● Work instructions
Using the data beneath, show every line that includes the word "note".
Start Supplied material
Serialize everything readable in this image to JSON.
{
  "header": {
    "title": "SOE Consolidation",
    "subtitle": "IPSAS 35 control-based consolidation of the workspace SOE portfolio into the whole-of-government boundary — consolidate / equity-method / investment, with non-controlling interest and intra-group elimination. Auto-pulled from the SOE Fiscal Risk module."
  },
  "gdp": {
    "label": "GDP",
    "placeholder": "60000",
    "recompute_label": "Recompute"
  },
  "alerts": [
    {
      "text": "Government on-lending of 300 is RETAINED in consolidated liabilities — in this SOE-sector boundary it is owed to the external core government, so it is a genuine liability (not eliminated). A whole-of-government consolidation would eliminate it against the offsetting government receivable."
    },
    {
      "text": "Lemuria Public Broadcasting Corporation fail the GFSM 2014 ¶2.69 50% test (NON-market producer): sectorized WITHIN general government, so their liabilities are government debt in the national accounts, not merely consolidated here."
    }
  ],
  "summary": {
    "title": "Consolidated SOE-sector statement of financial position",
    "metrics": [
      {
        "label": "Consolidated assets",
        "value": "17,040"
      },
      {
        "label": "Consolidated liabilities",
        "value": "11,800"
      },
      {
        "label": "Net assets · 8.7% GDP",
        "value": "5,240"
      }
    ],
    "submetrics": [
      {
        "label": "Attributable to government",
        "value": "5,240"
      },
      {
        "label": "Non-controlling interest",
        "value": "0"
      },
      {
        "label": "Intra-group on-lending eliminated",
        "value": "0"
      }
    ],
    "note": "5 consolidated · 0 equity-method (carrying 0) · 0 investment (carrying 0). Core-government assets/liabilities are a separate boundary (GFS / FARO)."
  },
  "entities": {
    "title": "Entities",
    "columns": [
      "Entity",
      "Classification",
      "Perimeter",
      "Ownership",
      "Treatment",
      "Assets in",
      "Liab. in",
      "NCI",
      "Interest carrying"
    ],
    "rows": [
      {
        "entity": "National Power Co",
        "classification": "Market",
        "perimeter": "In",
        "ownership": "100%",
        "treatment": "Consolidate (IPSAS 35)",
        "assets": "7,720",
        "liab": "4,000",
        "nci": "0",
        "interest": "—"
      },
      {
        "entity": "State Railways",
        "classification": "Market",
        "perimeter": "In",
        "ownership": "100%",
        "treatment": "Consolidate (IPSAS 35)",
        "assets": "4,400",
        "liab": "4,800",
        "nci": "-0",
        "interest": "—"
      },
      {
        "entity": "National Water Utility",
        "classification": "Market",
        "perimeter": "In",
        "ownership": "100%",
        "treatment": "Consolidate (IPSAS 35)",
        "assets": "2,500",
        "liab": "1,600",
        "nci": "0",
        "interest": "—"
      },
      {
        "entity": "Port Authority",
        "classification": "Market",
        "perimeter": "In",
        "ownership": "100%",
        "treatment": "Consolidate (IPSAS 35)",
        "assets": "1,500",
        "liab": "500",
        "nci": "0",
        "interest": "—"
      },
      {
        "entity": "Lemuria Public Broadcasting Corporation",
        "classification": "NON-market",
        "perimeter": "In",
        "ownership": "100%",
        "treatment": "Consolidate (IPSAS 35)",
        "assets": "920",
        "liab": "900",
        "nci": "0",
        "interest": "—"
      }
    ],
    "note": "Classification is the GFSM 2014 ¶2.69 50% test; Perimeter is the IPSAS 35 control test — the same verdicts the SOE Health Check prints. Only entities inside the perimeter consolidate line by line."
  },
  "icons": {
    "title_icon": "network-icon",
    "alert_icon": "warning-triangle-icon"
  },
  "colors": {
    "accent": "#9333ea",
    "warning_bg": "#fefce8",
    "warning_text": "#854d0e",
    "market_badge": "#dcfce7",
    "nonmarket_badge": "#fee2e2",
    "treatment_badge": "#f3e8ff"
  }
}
End Supplied material
● Completed task
    "note": "5 consolidated · 0 equity-method (carrying 0) · 0 investment (carrying 0). Core-government assets/liabilities are a separate boundary (GFS / FARO)."
    "note": "Classification is the GFSM 2014 ¶2.69 50% test; Perimeter is the IPSAS 35 control test — the same verdicts the SOE Health Check prints. Only entities inside the perimeter consolidate line by line."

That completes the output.